Content starts

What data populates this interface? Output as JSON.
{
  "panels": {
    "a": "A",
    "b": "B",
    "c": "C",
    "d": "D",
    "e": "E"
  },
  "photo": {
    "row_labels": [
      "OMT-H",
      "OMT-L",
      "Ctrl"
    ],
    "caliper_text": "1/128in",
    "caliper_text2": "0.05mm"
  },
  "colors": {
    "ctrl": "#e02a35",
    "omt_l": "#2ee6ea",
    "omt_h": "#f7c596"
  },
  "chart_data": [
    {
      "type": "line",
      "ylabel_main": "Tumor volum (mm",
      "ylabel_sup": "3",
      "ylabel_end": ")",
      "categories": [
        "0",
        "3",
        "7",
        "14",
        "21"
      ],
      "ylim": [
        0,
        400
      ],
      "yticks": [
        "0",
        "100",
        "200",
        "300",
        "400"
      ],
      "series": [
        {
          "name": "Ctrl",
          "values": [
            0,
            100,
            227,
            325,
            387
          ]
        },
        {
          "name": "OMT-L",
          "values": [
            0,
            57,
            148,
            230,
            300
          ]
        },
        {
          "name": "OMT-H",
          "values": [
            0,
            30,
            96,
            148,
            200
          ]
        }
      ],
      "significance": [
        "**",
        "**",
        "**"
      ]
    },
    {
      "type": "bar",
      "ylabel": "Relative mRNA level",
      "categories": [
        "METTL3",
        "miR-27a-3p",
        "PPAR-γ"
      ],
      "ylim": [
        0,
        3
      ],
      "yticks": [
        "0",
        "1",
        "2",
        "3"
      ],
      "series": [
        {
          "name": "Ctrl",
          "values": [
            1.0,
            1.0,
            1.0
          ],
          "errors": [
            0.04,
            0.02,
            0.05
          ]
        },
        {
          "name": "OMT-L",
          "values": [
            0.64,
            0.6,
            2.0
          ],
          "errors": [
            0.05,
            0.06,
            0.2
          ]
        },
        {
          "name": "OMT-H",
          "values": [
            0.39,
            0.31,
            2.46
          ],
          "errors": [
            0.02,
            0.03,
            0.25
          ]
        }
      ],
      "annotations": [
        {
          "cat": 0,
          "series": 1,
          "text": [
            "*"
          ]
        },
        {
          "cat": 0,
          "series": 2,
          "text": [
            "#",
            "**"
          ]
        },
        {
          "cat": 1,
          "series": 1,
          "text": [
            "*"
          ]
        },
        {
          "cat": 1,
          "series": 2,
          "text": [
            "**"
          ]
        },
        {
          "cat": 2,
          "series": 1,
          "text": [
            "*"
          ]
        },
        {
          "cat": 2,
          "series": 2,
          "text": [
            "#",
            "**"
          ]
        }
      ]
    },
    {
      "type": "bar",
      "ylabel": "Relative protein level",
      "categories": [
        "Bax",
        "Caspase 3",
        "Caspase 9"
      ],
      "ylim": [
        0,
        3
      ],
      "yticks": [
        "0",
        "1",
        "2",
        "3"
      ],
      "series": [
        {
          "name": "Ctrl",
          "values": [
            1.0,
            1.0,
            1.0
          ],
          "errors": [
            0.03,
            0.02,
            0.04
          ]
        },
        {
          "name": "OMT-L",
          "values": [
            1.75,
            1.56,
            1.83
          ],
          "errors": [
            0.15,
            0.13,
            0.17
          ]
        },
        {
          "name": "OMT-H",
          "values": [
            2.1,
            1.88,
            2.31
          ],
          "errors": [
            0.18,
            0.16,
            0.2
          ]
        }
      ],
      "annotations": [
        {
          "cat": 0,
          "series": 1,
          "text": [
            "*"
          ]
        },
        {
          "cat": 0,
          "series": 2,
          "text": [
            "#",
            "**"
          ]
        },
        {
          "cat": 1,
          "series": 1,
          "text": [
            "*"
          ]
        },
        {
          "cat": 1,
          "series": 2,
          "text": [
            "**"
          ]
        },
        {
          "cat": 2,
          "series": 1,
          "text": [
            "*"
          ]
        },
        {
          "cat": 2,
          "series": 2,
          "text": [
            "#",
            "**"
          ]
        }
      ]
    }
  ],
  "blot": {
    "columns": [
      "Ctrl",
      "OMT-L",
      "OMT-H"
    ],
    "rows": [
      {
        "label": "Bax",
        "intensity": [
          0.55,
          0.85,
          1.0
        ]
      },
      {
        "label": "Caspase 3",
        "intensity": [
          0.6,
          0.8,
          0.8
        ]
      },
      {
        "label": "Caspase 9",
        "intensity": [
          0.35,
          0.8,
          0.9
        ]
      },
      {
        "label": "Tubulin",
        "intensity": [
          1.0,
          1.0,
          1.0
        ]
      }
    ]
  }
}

Content ends

* _TASK OBJECTIVE_:
In the data, how many lines hold the word "Relative"? State that number alone.

* _TASK ANSWER_:
2